Problem details ->
Look through the lines below and extract any with the word "答案解析".
** BEGIN Task input **
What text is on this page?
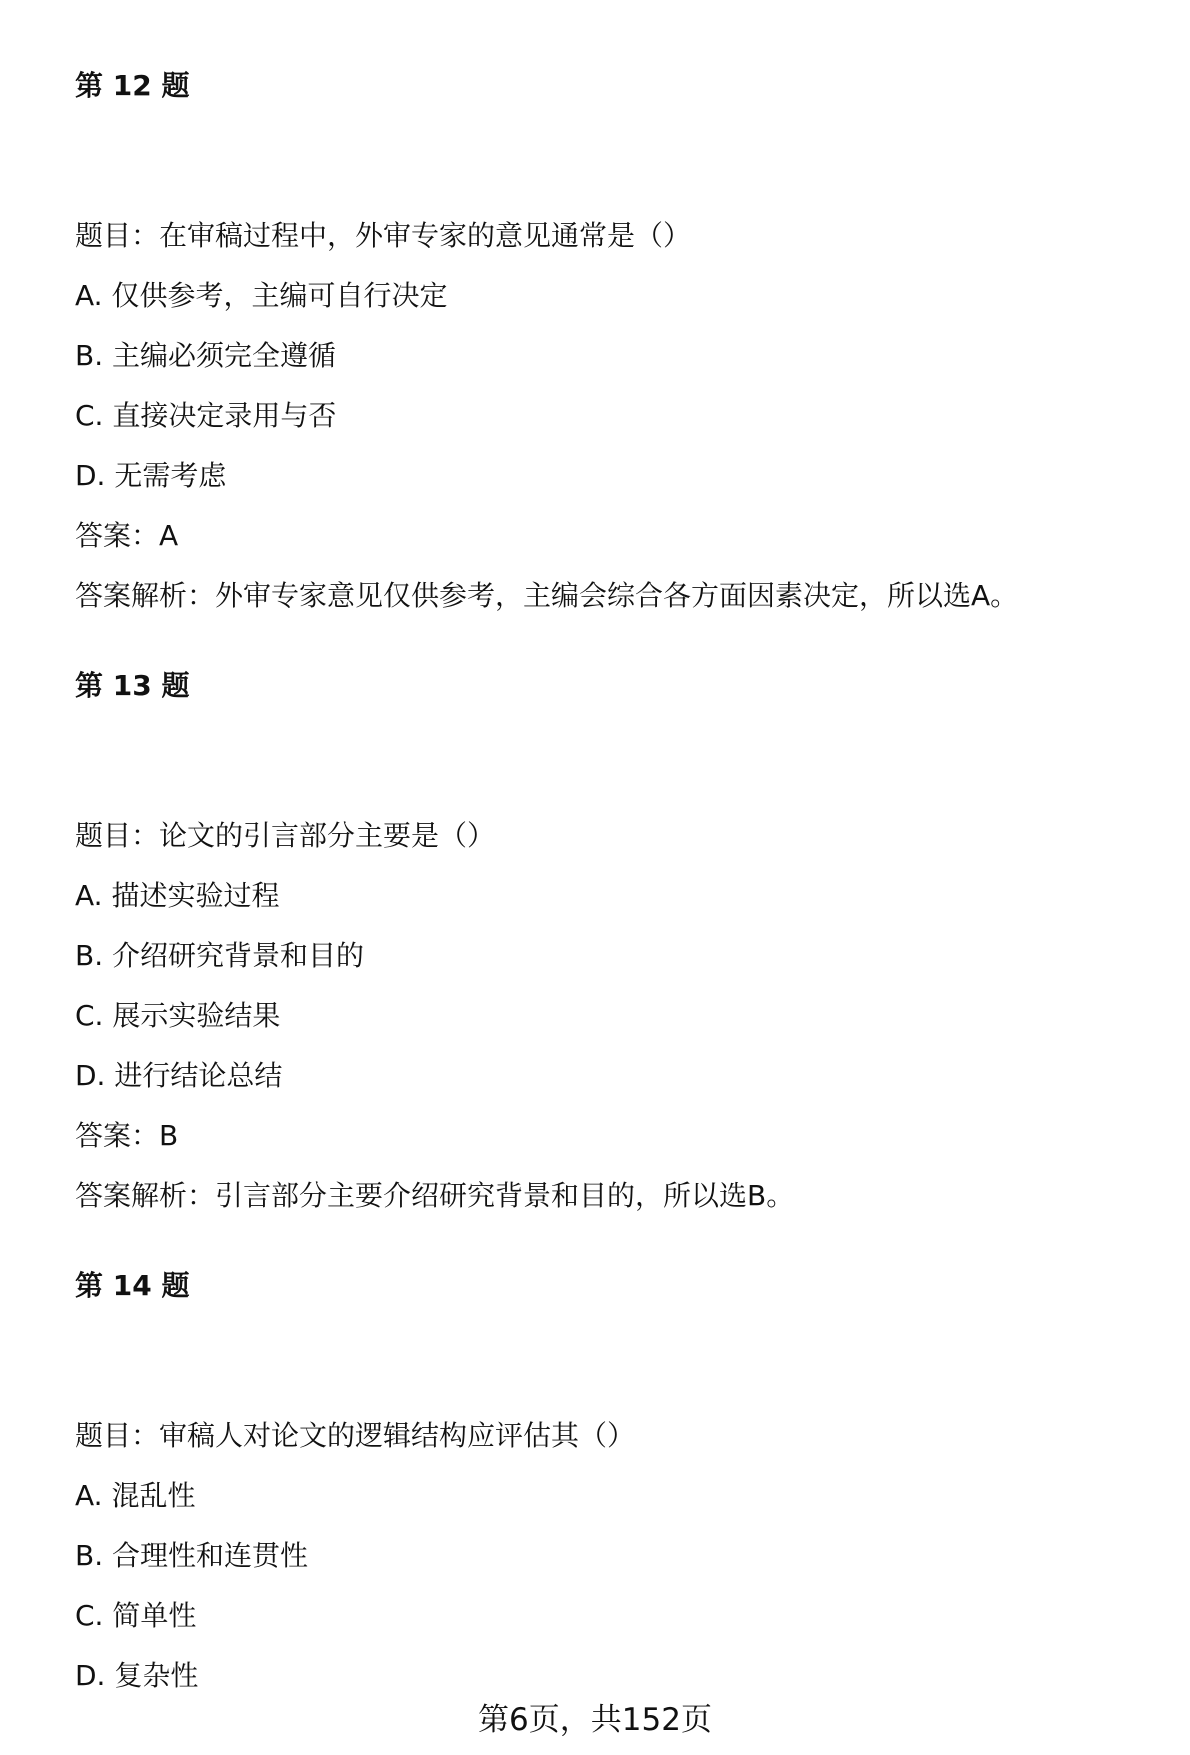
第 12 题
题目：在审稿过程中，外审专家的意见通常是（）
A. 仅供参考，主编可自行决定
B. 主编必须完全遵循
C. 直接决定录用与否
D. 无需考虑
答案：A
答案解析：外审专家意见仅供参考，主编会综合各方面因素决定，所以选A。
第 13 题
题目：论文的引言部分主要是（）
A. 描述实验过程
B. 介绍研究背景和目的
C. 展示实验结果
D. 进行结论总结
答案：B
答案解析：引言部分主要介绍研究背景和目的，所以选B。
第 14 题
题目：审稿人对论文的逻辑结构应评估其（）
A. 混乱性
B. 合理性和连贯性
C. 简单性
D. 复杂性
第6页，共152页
** END Task input **
Finished exercise ->
答案解析：外审专家意见仅供参考，主编会综合各方面因素决定，所以选A。
答案解析：引言部分主要介绍研究背景和目的，所以选B。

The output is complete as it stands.